- [Stated problem]
Your task is to copy each line that has the word "Бора".

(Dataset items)
^^^^
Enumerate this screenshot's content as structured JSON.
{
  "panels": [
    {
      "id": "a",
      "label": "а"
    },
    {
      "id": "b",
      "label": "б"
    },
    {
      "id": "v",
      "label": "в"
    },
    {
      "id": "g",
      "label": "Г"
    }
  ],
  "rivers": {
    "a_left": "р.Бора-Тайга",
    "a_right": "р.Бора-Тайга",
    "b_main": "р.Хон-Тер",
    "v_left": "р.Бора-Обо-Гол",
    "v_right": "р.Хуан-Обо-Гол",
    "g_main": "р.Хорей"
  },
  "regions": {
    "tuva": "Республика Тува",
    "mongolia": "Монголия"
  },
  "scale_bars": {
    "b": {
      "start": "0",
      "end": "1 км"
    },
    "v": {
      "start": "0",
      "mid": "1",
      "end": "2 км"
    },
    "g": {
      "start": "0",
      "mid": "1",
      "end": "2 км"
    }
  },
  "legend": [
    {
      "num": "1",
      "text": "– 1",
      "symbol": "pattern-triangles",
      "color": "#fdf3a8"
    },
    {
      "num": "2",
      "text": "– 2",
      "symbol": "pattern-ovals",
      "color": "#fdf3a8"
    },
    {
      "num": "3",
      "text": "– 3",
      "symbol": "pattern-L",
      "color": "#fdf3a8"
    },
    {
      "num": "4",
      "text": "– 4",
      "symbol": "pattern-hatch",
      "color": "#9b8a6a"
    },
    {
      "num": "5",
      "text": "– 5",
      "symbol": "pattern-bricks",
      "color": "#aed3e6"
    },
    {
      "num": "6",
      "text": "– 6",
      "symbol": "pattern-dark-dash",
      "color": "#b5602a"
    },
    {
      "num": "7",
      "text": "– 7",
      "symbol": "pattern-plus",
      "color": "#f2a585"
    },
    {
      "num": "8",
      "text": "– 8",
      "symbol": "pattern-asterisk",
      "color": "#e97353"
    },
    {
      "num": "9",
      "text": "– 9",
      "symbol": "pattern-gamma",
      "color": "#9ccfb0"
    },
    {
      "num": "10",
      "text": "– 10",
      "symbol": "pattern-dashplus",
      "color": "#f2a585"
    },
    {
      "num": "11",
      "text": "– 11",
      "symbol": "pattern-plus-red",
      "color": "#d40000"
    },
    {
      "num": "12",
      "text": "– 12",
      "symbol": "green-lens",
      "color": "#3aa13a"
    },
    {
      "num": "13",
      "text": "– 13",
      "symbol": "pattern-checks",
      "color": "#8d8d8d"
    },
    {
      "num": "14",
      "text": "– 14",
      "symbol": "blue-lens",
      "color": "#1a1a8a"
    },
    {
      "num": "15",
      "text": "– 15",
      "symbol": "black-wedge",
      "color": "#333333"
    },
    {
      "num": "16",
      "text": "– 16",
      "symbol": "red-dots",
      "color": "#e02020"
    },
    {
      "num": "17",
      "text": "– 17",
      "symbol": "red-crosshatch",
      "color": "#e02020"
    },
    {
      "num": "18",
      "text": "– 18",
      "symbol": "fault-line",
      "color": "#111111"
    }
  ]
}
^^^^
- [Answer in full]
    "a_left": "р.Бора-Тайга",
    "a_right": "р.Бора-Тайга",
    "v_left": "р.Бора-Обо-Гол",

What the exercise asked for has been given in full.